▶ _DATA RECORDS_:
○ ○ ○ ○ ○

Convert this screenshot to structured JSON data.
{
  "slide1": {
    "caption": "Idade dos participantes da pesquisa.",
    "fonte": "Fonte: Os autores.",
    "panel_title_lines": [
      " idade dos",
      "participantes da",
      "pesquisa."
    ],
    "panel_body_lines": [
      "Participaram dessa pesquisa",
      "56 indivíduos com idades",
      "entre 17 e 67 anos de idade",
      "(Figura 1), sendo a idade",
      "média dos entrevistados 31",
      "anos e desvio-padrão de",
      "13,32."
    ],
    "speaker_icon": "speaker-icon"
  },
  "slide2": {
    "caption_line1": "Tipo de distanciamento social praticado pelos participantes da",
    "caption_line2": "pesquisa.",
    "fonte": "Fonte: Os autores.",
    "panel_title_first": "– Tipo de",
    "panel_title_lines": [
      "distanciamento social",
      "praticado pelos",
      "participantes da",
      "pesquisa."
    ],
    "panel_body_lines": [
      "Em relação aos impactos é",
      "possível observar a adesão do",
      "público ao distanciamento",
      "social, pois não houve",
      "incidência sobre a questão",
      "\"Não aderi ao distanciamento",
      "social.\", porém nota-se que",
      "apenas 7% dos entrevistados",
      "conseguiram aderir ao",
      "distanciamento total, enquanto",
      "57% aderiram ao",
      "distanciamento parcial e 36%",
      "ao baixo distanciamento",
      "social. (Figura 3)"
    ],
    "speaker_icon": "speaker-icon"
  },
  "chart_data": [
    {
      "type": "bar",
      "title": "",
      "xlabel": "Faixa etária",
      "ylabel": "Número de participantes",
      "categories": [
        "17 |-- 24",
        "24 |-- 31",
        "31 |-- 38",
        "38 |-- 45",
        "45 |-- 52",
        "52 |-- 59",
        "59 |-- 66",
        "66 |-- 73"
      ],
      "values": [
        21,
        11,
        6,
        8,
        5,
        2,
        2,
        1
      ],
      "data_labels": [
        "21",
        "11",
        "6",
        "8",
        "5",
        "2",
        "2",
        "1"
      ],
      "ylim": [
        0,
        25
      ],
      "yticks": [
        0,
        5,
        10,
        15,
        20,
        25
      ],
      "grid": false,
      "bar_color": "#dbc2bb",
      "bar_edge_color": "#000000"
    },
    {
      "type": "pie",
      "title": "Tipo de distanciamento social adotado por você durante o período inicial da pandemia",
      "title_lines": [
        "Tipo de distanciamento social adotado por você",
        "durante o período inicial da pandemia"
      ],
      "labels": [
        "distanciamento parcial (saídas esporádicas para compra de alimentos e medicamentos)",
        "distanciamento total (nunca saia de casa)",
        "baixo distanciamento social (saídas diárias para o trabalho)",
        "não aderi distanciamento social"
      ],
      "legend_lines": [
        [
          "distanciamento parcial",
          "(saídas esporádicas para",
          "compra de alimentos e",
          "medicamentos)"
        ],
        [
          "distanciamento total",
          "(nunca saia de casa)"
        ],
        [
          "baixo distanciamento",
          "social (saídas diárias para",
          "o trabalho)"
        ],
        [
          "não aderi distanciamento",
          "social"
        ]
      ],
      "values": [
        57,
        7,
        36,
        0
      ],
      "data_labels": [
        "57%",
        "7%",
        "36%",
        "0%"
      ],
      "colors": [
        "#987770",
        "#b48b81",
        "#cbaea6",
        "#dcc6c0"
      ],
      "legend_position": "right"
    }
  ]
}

○ ○ ○ ○ ○

▶ _INSTRUCTIONS TO FOLLOW_: Report each line of the material above where the word "Figura" appears.

▶ _OUTPUT OF THE EXERCISE_:
      "(Figura 1), sendo a idade",
      "social. (Figura 3)"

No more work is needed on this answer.